(Saved data entries)
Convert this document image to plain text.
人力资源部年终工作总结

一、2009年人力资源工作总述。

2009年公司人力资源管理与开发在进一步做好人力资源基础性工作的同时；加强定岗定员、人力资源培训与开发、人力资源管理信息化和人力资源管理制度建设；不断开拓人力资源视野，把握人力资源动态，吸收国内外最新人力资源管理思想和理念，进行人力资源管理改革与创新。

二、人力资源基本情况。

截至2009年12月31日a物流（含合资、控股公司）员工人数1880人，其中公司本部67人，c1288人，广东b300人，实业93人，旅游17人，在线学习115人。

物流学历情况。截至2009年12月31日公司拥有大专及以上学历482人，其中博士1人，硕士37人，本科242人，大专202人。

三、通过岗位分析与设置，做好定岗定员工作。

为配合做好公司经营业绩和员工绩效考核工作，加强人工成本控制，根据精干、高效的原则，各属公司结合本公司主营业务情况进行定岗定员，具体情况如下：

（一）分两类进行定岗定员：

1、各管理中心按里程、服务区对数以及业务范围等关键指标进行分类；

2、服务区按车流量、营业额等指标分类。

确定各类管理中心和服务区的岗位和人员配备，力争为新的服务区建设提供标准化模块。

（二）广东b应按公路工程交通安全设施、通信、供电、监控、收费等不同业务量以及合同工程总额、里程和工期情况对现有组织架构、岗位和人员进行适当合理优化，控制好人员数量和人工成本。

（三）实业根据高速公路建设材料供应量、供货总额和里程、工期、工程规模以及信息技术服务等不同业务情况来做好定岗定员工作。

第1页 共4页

...

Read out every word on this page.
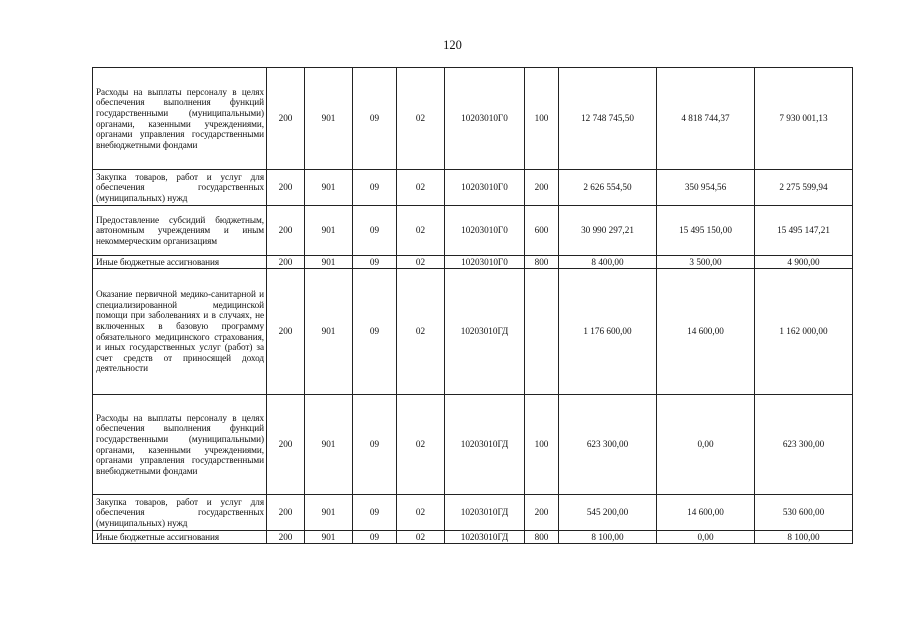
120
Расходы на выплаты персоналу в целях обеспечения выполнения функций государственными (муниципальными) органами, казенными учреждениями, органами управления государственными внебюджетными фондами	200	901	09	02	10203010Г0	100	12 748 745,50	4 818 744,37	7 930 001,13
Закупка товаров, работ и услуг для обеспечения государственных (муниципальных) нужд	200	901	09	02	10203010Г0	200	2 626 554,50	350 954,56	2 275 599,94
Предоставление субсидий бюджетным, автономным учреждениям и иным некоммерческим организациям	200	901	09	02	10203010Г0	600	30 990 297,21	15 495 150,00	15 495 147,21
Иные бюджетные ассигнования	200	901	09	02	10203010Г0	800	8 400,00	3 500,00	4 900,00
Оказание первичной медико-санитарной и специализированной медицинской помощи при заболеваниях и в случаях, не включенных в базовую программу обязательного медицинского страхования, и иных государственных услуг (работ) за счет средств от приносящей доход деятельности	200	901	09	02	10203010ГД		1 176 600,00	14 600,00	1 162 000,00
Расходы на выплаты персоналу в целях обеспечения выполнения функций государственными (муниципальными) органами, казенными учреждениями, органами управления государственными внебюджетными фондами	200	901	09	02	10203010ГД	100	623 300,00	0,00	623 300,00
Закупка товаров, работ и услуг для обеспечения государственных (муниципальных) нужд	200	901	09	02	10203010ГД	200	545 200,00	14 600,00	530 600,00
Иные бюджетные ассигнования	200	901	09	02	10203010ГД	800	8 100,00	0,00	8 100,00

Work to do —
Find all the lines containing "целях" in the material, then copy them.

Result of this exercise —
Расходы на выплаты персоналу в целях обеспечения выполнения функций государственными (муниципальными) органами, казенными учреждениями, органами управления государственными внебюджетными фондами	200	901	09	02	10203010Г0	100	12 748 745,50	4 818 744,37	7 930 001,13
Расходы на выплаты персоналу в целях обеспечения выполнения функций государственными (муниципальными) органами, казенными учреждениями, органами управления государственными внебюджетными фондами	200	901	09	02	10203010ГД	100	623 300,00	0,00	623 300,00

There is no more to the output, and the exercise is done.